* OBJECTIVE: Reproduce every line of these records verbatim.

## Begin DATASET ENTRIES

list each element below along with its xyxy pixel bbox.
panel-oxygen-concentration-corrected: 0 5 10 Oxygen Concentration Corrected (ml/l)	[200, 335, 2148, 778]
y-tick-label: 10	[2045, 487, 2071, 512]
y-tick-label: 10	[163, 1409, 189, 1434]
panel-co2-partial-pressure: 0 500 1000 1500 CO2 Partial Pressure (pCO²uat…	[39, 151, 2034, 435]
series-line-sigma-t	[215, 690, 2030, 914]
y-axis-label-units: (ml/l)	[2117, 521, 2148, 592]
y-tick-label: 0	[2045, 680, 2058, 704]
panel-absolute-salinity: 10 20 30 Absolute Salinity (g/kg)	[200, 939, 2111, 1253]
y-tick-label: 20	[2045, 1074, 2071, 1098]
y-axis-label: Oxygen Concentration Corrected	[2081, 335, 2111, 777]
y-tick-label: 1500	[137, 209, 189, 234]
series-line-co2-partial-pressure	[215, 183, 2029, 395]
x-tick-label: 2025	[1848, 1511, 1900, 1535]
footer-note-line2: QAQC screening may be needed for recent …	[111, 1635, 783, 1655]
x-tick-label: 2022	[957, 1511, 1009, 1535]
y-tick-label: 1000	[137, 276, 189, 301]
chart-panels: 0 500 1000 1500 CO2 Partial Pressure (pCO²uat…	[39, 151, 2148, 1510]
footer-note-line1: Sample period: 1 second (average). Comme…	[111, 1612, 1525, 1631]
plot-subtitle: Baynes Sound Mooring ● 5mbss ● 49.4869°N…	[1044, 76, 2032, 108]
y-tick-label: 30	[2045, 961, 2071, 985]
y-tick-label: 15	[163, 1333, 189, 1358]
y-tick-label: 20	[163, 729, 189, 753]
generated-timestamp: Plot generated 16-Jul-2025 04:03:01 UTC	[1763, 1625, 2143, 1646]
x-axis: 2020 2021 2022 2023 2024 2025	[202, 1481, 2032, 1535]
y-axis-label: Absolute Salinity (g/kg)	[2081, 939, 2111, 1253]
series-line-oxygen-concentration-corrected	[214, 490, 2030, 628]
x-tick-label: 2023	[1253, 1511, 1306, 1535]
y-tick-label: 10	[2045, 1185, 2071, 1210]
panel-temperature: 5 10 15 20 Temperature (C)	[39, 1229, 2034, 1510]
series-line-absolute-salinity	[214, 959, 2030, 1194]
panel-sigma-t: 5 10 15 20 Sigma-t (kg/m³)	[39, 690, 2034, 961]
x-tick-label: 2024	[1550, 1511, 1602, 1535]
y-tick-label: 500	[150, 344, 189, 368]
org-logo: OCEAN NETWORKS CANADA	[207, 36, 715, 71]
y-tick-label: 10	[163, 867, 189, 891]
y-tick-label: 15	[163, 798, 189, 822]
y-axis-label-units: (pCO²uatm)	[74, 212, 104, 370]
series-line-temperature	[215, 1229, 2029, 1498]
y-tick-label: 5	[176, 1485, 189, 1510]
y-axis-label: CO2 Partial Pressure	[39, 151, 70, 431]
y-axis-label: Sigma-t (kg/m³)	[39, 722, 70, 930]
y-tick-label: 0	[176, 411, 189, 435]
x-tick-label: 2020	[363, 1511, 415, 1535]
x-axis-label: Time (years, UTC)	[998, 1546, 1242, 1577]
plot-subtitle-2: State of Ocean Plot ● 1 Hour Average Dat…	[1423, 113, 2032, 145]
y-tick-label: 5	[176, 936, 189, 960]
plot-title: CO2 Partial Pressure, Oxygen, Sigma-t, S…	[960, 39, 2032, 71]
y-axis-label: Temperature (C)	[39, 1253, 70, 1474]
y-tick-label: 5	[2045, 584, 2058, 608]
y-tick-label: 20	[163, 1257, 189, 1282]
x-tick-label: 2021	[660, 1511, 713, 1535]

## End DATASET ENTRIES

* RESPONSE:
list each element below along with its xyxy pixel bbox.
panel-oxygen-concentration-corrected: 0 5 10 Oxygen Concentration Corrected (ml/l)	[200, 335, 2148, 778]
y-tick-label: 10	[2045, 487, 2071, 512]
y-tick-label: 10	[163, 1409, 189, 1434]
panel-co2-partial-pressure: 0 500 1000 1500 CO2 Partial Pressure (pCO²uat…	[39, 151, 2034, 435]
series-line-sigma-t	[215, 690, 2030, 914]
y-axis-label-units: (ml/l)	[2117, 521, 2148, 592]
y-tick-label: 0	[2045, 680, 2058, 704]
panel-absolute-salinity: 10 20 30 Absolute Salinity (g/kg)	[200, 939, 2111, 1253]
y-tick-label: 20	[2045, 1074, 2071, 1098]
y-axis-label: Oxygen Concentration Corrected	[2081, 335, 2111, 777]
y-tick-label: 1500	[137, 209, 189, 234]
series-line-co2-partial-pressure	[215, 183, 2029, 395]
x-tick-label: 2025	[1848, 1511, 1900, 1535]
footer-note-line2: QAQC screening may be needed for recent …	[111, 1635, 783, 1655]
x-tick-label: 2022	[957, 1511, 1009, 1535]
y-tick-label: 1000	[137, 276, 189, 301]
chart-panels: 0 500 1000 1500 CO2 Partial Pressure (pCO²uat…	[39, 151, 2148, 1510]
footer-note-line1: Sample period: 1 second (average). Comme…	[111, 1612, 1525, 1631]
plot-subtitle: Baynes Sound Mooring ● 5mbss ● 49.4869°N…	[1044, 76, 2032, 108]
y-tick-label: 30	[2045, 961, 2071, 985]
y-tick-label: 15	[163, 1333, 189, 1358]
y-tick-label: 20	[163, 729, 189, 753]
generated-timestamp: Plot generated 16-Jul-2025 04:03:01 UTC	[1763, 1625, 2143, 1646]
x-axis: 2020 2021 2022 2023 2024 2025	[202, 1481, 2032, 1535]
y-axis-label: Absolute Salinity (g/kg)	[2081, 939, 2111, 1253]
series-line-oxygen-concentration-corrected	[214, 490, 2030, 628]
x-tick-label: 2023	[1253, 1511, 1306, 1535]
y-tick-label: 10	[2045, 1185, 2071, 1210]
panel-temperature: 5 10 15 20 Temperature (C)	[39, 1229, 2034, 1510]
series-line-absolute-salinity	[214, 959, 2030, 1194]
panel-sigma-t: 5 10 15 20 Sigma-t (kg/m³)	[39, 690, 2034, 961]
x-tick-label: 2024	[1550, 1511, 1602, 1535]
y-tick-label: 500	[150, 344, 189, 368]
org-logo: OCEAN NETWORKS CANADA	[207, 36, 715, 71]
y-tick-label: 10	[163, 867, 189, 891]
y-tick-label: 15	[163, 798, 189, 822]
y-axis-label-units: (pCO²uatm)	[74, 212, 104, 370]
series-line-temperature	[215, 1229, 2029, 1498]
y-tick-label: 5	[176, 1485, 189, 1510]
y-axis-label: CO2 Partial Pressure	[39, 151, 70, 431]
y-axis-label: Sigma-t (kg/m³)	[39, 722, 70, 930]
y-tick-label: 0	[176, 411, 189, 435]
x-tick-label: 2020	[363, 1511, 415, 1535]
x-axis-label: Time (years, UTC)	[998, 1546, 1242, 1577]
plot-subtitle-2: State of Ocean Plot ● 1 Hour Average Dat…	[1423, 113, 2032, 145]
y-tick-label: 5	[176, 936, 189, 960]
plot-title: CO2 Partial Pressure, Oxygen, Sigma-t, S…	[960, 39, 2032, 71]
y-axis-label: Temperature (C)	[39, 1253, 70, 1474]
y-tick-label: 5	[2045, 584, 2058, 608]
y-tick-label: 20	[163, 1257, 189, 1282]
x-tick-label: 2021	[660, 1511, 713, 1535]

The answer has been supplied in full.